[Source data]
※ ※ ※
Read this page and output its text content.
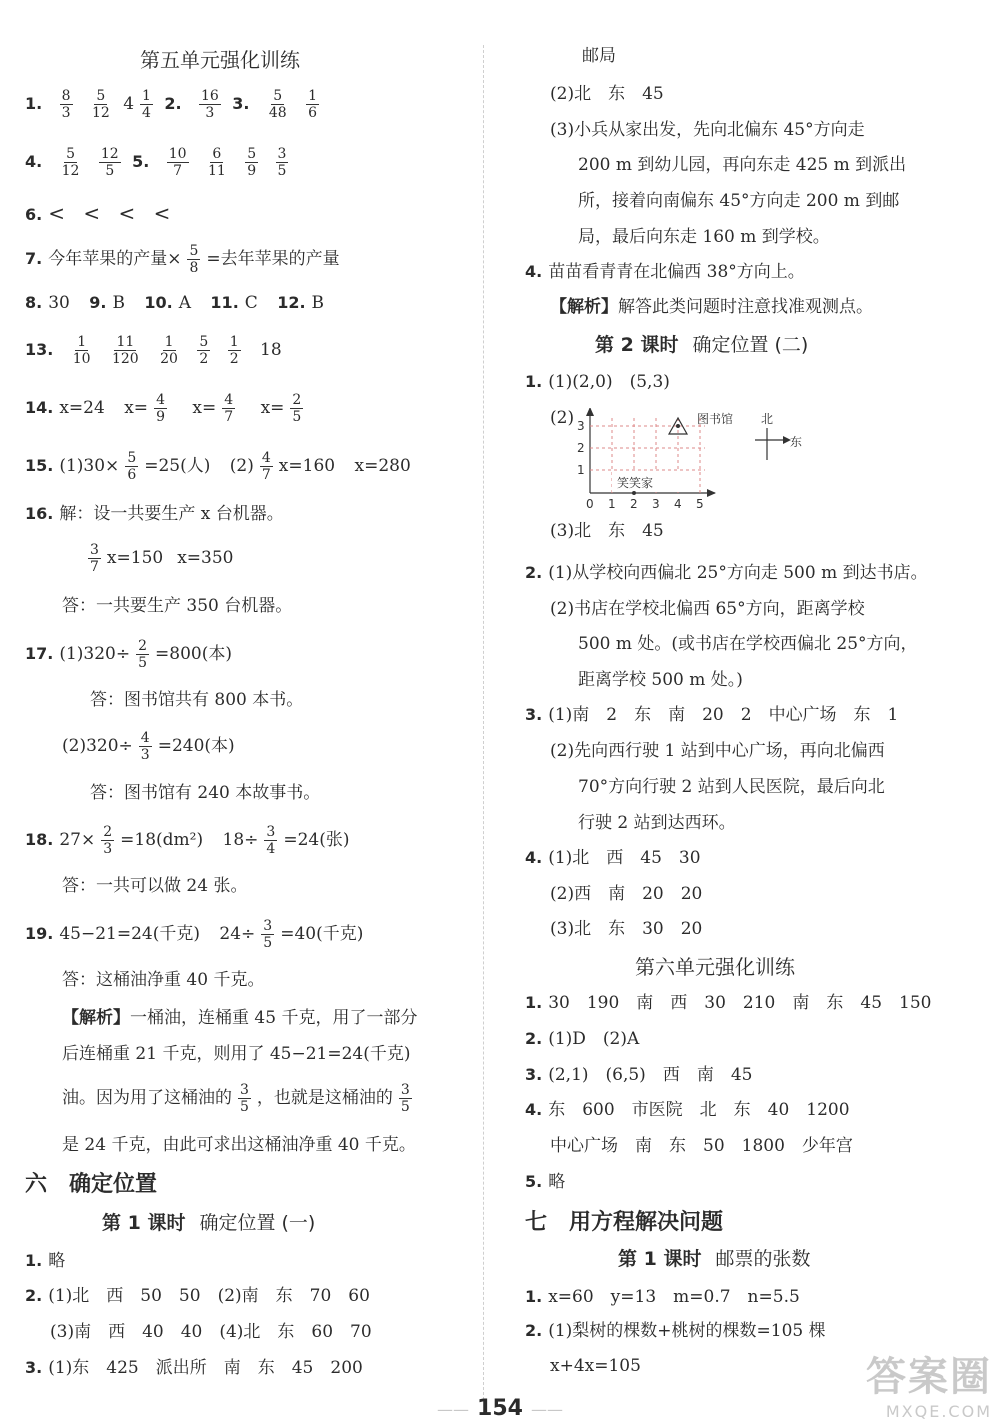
第五单元强化训练
1. $\frac{8}{3}$
$\frac{5}{12} 4 \frac{1}{4} 2$. $\frac{16}{3} 3$. $\frac{5}{48}$
$\frac{1}{6}$
4. $\frac{5}{12}$
$\frac{12}{5} 5$. $\frac{10}{7}$
$\frac{6}{11}$
$\frac{5}{9}$
$\frac{3}{5}$
6. < < < <
7. 今年苹果的产量× $\frac{5}{8}$ =去年苹果的产量
8. 30 9. B 10. A 11. C 12. B
13. $\frac{1}{10}$
$\frac{11}{120}$
$\frac{1}{20}$
$\frac{5}{2}$
$\frac{1}{2} 18$
14. x=24 $x= \frac{4}{9} x= \frac{4}{7} x= \frac{2}{5}$
15. $(1)30\times \frac{5}{6} =25$(人) $(2) \frac{4}{7} x=160$ x=280
16. 解：设一共要生产 x 台机器。
$\frac{3}{7} x=150$ x=350
答：一共要生产 350 台机器。
17. $(1)320\div \frac{2}{5} =800$(本)
答：图书馆共有 800 本书。
$(2)320\div \frac{4}{3} =240$(本)
答：图书馆有 240 本故事书。
18. $27\times \frac{2}{3} =18(dm^2)$ $18\div \frac{3}{4} =24$(张)
答：一共可以做 24 张。
19. 45−21=24(千克) $24\div \frac{3}{5} =40$(千克)
答：这桶油净重 40 千克。
【解析】一桶油，连桶重 45 千克，用了一部分
后连桶重 21 千克，则用了 45−21=24(千克)
油。因为用了这桶油的 $\frac{3}{5}$ ，也就是这桶油的 $\frac{3}{5}$
是 24 千克，由此可求出这桶油净重 40 千克。
六　确定位置
第 1 课时 确定位置 (一)
1. 略
2. (1)北　西　50　50　(2)南　东　70　60
(3)南　西　40　40　(4)北　东　60　70
3. (1)东　425　派出所　南　东　45　200
邮局
(2)北　东　45
(3)小兵从家出发，先向北偏东 45°方向走
200 m 到幼儿园，再向东走 425 m 到派出
所，接着向南偏东 45°方向走 200 m 到邮
局，最后向东走 160 m 到学校。
4. 苗苗看青青在北偏西 38°方向上。
【解析】解答此类问题时注意找准观测点。
第 2 课时 确定位置 (二)
1. (1)(2,0)　(5,3)
(2)
(3)北　东　45
2. (1)从学校向西偏北 25°方向走 500 m 到达书店。
(2)书店在学校北偏西 65°方向，距离学校
500 m 处。(或书店在学校西偏北 25°方向，
距离学校 500 m 处。)
3. (1)南　2　东　南　20　2　中心广场　东　1
(2)先向西行驶 1 站到中心广场，再向北偏西
70°方向行驶 2 站到人民医院，最后向北
行驶 2 站到达西环。
4. (1)北　西　45　30
(2)西　南　20　20
(3)北　东　30　20
第六单元强化训练
1. 30　190　南　西　30　210　南　东　45　150
2. (1)D　(2)A
3. (2,1)　(6,5)　西　南　45
4. 东　600　市医院　北　东　40　1200
中心广场　南　东　50　1800　少年宫
5. 略
七　用方程解决问题
第 1 课时 邮票的张数
1. x=60　y=13　m=0.7　n=5.5
2. (1)梨树的棵数+桃树的棵数=105 棵
x+4x=105
图书馆 北
东
笑笑家
0 1 2 3 4 5
1
2
3
—— 154 ——
答案圈
MXQE.COM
※ ※ ※
== PROBLEM ==
From the listing above, pick out every line containing "times".

== COMPLETED TASK ==
15. $(1)30\times \frac{5}{6} =25$(人) $(2) \frac{4}{7} x=160$ x=280
18. $27\times \frac{2}{3} =18(dm^2)$ $18\div \frac{3}{4} =24$(张)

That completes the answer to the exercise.